● Aim:
Take the material below and write it all out again exactly.

● Task material:
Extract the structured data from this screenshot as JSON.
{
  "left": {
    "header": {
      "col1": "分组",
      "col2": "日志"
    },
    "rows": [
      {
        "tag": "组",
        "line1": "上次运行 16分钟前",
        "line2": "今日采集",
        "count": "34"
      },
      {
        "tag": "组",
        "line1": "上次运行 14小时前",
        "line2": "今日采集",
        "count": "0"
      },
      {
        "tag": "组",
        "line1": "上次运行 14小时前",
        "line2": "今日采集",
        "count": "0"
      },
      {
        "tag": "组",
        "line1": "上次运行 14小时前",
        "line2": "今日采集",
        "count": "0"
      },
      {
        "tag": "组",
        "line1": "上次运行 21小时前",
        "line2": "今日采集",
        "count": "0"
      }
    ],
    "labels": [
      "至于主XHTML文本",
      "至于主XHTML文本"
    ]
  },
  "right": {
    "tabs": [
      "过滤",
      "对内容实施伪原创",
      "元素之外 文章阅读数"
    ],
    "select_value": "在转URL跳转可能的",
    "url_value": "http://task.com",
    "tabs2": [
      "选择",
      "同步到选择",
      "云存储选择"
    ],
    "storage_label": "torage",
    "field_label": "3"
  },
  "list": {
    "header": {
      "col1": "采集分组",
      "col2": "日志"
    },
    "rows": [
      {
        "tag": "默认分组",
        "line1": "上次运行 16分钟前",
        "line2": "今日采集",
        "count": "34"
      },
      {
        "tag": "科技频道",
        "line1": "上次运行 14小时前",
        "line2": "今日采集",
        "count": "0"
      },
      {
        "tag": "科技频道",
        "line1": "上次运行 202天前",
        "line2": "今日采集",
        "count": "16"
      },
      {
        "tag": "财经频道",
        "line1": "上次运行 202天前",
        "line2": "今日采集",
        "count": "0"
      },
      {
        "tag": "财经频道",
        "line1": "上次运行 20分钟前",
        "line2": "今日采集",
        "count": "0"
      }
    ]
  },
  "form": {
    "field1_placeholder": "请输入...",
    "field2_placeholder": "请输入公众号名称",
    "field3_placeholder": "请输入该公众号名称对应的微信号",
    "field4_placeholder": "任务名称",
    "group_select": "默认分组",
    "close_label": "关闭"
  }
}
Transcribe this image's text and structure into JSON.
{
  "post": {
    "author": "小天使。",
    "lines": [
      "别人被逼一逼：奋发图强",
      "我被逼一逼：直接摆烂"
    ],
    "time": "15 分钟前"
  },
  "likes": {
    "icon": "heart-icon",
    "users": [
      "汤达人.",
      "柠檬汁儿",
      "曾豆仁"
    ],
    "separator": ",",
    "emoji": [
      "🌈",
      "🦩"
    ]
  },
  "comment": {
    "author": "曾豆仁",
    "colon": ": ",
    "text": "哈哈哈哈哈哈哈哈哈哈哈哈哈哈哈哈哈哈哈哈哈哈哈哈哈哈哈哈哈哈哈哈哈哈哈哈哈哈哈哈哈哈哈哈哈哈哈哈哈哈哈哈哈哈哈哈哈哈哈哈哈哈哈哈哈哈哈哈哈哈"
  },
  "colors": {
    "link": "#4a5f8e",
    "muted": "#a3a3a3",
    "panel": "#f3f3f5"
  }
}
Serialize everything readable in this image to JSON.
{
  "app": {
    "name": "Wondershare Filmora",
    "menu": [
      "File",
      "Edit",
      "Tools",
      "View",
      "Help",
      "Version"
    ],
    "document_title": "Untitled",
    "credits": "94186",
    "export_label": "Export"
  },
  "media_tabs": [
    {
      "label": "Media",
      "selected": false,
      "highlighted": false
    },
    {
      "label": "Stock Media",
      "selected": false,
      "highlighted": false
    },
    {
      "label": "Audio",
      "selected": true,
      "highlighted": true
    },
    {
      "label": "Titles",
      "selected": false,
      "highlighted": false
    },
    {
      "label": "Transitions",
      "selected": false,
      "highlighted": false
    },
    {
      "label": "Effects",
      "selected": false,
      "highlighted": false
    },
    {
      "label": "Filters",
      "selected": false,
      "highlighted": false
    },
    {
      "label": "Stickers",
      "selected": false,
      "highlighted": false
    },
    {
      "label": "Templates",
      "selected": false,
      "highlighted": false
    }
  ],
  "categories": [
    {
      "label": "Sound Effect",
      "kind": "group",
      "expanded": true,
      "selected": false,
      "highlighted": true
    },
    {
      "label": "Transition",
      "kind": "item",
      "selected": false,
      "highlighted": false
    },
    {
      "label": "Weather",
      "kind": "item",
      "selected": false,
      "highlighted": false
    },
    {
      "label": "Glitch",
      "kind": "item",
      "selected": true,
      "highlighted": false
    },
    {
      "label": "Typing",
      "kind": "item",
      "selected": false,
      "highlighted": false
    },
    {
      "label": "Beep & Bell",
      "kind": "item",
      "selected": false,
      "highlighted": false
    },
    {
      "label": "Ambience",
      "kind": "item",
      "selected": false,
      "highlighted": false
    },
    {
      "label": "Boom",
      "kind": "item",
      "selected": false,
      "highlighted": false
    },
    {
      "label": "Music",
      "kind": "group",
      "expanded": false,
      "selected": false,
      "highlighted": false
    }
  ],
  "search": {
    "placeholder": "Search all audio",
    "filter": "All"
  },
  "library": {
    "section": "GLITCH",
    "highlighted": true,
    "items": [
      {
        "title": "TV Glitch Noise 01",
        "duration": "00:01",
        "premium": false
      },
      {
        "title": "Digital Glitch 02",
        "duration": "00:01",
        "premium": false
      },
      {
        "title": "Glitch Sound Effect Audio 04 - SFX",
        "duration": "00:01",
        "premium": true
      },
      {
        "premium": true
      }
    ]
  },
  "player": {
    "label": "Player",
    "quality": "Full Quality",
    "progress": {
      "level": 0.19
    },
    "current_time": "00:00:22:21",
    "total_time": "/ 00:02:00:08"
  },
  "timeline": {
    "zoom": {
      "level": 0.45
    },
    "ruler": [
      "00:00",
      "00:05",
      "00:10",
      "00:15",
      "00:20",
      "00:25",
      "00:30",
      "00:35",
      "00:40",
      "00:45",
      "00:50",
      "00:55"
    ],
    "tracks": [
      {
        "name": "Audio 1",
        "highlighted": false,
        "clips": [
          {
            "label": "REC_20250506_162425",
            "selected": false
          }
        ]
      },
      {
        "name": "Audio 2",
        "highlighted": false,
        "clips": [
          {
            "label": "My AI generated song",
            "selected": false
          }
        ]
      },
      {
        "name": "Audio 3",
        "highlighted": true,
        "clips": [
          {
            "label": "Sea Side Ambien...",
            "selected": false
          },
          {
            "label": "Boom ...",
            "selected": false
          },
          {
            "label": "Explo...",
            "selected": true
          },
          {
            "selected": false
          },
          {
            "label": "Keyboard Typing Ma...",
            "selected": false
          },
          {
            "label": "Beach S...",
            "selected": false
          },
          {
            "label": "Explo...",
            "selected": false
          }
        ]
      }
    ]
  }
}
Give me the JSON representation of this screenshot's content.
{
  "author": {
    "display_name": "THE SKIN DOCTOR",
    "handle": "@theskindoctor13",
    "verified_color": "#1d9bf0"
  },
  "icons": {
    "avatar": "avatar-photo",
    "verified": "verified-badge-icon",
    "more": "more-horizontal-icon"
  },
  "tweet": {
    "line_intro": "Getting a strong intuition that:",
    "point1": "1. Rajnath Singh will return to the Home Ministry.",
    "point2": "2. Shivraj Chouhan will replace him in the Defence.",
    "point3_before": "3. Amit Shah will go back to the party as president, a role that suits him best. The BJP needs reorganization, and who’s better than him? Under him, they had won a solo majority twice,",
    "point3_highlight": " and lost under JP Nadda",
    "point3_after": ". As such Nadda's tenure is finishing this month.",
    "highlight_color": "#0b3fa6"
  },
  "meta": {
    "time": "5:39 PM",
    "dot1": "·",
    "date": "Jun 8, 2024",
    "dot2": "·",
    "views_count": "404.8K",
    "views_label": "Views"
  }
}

● Reply to the task:
Extract the structured data from this screenshot as JSON.
{
  "left": {
    "header": {
      "col1": "分组",
      "col2": "日志"
    },
    "rows": [
      {
        "tag": "组",
        "line1": "上次运行 16分钟前",
        "line2": "今日采集",
        "count": "34"
      },
      {
        "tag": "组",
        "line1": "上次运行 14小时前",
        "line2": "今日采集",
        "count": "0"
      },
      {
        "tag": "组",
        "line1": "上次运行 14小时前",
        "line2": "今日采集",
        "count": "0"
      },
      {
        "tag": "组",
        "line1": "上次运行 14小时前",
        "line2": "今日采集",
        "count": "0"
      },
      {
        "tag": "组",
        "line1": "上次运行 21小时前",
        "line2": "今日采集",
        "count": "0"
      }
    ],
    "labels": [
      "至于主XHTML文本",
      "至于主XHTML文本"
    ]
  },
  "right": {
    "tabs": [
      "过滤",
      "对内容实施伪原创",
      "元素之外 文章阅读数"
    ],
    "select_value": "在转URL跳转可能的",
    "url_value": "http://task.com",
    "tabs2": [
      "选择",
      "同步到选择",
      "云存储选择"
    ],
    "storage_label": "torage",
    "field_label": "3"
  },
  "list": {
    "header": {
      "col1": "采集分组",
      "col2": "日志"
    },
    "rows": [
      {
        "tag": "默认分组",
        "line1": "上次运行 16分钟前",
        "line2": "今日采集",
        "count": "34"
      },
      {
        "tag": "科技频道",
        "line1": "上次运行 14小时前",
        "line2": "今日采集",
        "count": "0"
      },
      {
        "tag": "科技频道",
        "line1": "上次运行 202天前",
        "line2": "今日采集",
        "count": "16"
      },
      {
        "tag": "财经频道",
        "line1": "上次运行 202天前",
        "line2": "今日采集",
        "count": "0"
      },
      {
        "tag": "财经频道",
        "line1": "上次运行 20分钟前",
        "line2": "今日采集",
        "count": "0"
      }
    ]
  },
  "form": {
    "field1_placeholder": "请输入...",
    "field2_placeholder": "请输入公众号名称",
    "field3_placeholder": "请输入该公众号名称对应的微信号",
    "field4_placeholder": "任务名称",
    "group_select": "默认分组",
    "close_label": "关闭"
  }
}
Transcribe this image's text and structure into JSON.
{
  "post": {
    "author": "小天使。",
    "lines": [
      "别人被逼一逼：奋发图强",
      "我被逼一逼：直接摆烂"
    ],
    "time": "15 分钟前"
  },
  "likes": {
    "icon": "heart-icon",
    "users": [
      "汤达人.",
      "柠檬汁儿",
      "曾豆仁"
    ],
    "separator": ",",
    "emoji": [
      "🌈",
      "🦩"
    ]
  },
  "comment": {
    "author": "曾豆仁",
    "colon": ": ",
    "text": "哈哈哈哈哈哈哈哈哈哈哈哈哈哈哈哈哈哈哈哈哈哈哈哈哈哈哈哈哈哈哈哈哈哈哈哈哈哈哈哈哈哈哈哈哈哈哈哈哈哈哈哈哈哈哈哈哈哈哈哈哈哈哈哈哈哈哈哈哈哈"
  },
  "colors": {
    "link": "#4a5f8e",
    "muted": "#a3a3a3",
    "panel": "#f3f3f5"
  }
}
Serialize everything readable in this image to JSON.
{
  "app": {
    "name": "Wondershare Filmora",
    "menu": [
      "File",
      "Edit",
      "Tools",
      "View",
      "Help",
      "Version"
    ],
    "document_title": "Untitled",
    "credits": "94186",
    "export_label": "Export"
  },
  "media_tabs": [
    {
      "label": "Media",
      "selected": false,
      "highlighted": false
    },
    {
      "label": "Stock Media",
      "selected": false,
      "highlighted": false
    },
    {
      "label": "Audio",
      "selected": true,
      "highlighted": true
    },
    {
      "label": "Titles",
      "selected": false,
      "highlighted": false
    },
    {
      "label": "Transitions",
      "selected": false,
      "highlighted": false
    },
    {
      "label": "Effects",
      "selected": false,
      "highlighted": false
    },
    {
      "label": "Filters",
      "selected": false,
      "highlighted": false
    },
    {
      "label": "Stickers",
      "selected": false,
      "highlighted": false
    },
    {
      "label": "Templates",
      "selected": false,
      "highlighted": false
    }
  ],
  "categories": [
    {
      "label": "Sound Effect",
      "kind": "group",
      "expanded": true,
      "selected": false,
      "highlighted": true
    },
    {
      "label": "Transition",
      "kind": "item",
      "selected": false,
      "highlighted": false
    },
    {
      "label": "Weather",
      "kind": "item",
      "selected": false,
      "highlighted": false
    },
    {
      "label": "Glitch",
      "kind": "item",
      "selected": true,
      "highlighted": false
    },
    {
      "label": "Typing",
      "kind": "item",
      "selected": false,
      "highlighted": false
    },
    {
      "label": "Beep & Bell",
      "kind": "item",
      "selected": false,
      "highlighted": false
    },
    {
      "label": "Ambience",
      "kind": "item",
      "selected": false,
      "highlighted": false
    },
    {
      "label": "Boom",
      "kind": "item",
      "selected": false,
      "highlighted": false
    },
    {
      "label": "Music",
      "kind": "group",
      "expanded": false,
      "selected": false,
      "highlighted": false
    }
  ],
  "search": {
    "placeholder": "Search all audio",
    "filter": "All"
  },
  "library": {
    "section": "GLITCH",
    "highlighted": true,
    "items": [
      {
        "title": "TV Glitch Noise 01",
        "duration": "00:01",
        "premium": false
      },
      {
        "title": "Digital Glitch 02",
        "duration": "00:01",
        "premium": false
      },
      {
        "title": "Glitch Sound Effect Audio 04 - SFX",
        "duration": "00:01",
        "premium": true
      },
      {
        "premium": true
      }
    ]
  },
  "player": {
    "label": "Player",
    "quality": "Full Quality",
    "progress": {
      "level": 0.19
    },
    "current_time": "00:00:22:21",
    "total_time": "/ 00:02:00:08"
  },
  "timeline": {
    "zoom": {
      "level": 0.45
    },
    "ruler": [
      "00:00",
      "00:05",
      "00:10",
      "00:15",
      "00:20",
      "00:25",
      "00:30",
      "00:35",
      "00:40",
      "00:45",
      "00:50",
      "00:55"
    ],
    "tracks": [
      {
        "name": "Audio 1",
        "highlighted": false,
        "clips": [
          {
            "label": "REC_20250506_162425",
            "selected": false
          }
        ]
      },
      {
        "name": "Audio 2",
        "highlighted": false,
        "clips": [
          {
            "label": "My AI generated song",
            "selected": false
          }
        ]
      },
      {
        "name": "Audio 3",
        "highlighted": true,
        "clips": [
          {
            "label": "Sea Side Ambien...",
            "selected": false
          },
          {
            "label": "Boom ...",
            "selected": false
          },
          {
            "label": "Explo...",
            "selected": true
          },
          {
            "selected": false
          },
          {
            "label": "Keyboard Typing Ma...",
            "selected": false
          },
          {
            "label": "Beach S...",
            "selected": false
          },
          {
            "label": "Explo...",
            "selected": false
          }
        ]
      }
    ]
  }
}
Give me the JSON representation of this screenshot's content.
{
  "author": {
    "display_name": "THE SKIN DOCTOR",
    "handle": "@theskindoctor13",
    "verified_color": "#1d9bf0"
  },
  "icons": {
    "avatar": "avatar-photo",
    "verified": "verified-badge-icon",
    "more": "more-horizontal-icon"
  },
  "tweet": {
    "line_intro": "Getting a strong intuition that:",
    "point1": "1. Rajnath Singh will return to the Home Ministry.",
    "point2": "2. Shivraj Chouhan will replace him in the Defence.",
    "point3_before": "3. Amit Shah will go back to the party as president, a role that suits him best. The BJP needs reorganization, and who’s better than him? Under him, they had won a solo majority twice,",
    "point3_highlight": " and lost under JP Nadda",
    "point3_after": ". As such Nadda's tenure is finishing this month.",
    "highlight_color": "#0b3fa6"
  },
  "meta": {
    "time": "5:39 PM",
    "dot1": "·",
    "date": "Jun 8, 2024",
    "dot2": "·",
    "views_count": "404.8K",
    "views_label": "Views"
  }
}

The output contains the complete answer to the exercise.